Goal: The answer is one number: how many lines in the data below hold "Dimension".

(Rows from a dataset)
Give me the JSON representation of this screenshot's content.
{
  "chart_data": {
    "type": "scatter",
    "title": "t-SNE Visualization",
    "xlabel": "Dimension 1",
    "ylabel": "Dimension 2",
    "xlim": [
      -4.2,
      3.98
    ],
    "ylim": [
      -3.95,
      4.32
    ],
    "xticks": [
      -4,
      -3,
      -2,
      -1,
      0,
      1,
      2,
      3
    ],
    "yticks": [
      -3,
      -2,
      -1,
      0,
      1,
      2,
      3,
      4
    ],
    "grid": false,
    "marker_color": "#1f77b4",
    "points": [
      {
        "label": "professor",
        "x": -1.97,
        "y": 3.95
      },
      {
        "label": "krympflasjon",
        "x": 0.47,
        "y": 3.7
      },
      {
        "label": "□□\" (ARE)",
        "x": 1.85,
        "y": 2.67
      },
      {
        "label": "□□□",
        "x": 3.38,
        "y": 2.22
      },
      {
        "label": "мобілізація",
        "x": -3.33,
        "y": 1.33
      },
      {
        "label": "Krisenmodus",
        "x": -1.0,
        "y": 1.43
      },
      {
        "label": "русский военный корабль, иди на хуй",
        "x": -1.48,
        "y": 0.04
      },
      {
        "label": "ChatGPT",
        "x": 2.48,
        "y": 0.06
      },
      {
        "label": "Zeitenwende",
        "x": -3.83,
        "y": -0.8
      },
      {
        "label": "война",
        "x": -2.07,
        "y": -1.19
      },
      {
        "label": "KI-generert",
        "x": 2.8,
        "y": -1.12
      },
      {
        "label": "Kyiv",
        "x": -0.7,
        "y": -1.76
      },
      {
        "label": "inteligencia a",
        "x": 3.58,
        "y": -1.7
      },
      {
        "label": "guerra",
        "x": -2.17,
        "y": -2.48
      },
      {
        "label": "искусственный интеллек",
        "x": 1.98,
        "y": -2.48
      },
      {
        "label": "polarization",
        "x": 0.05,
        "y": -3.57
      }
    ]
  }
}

Output: 2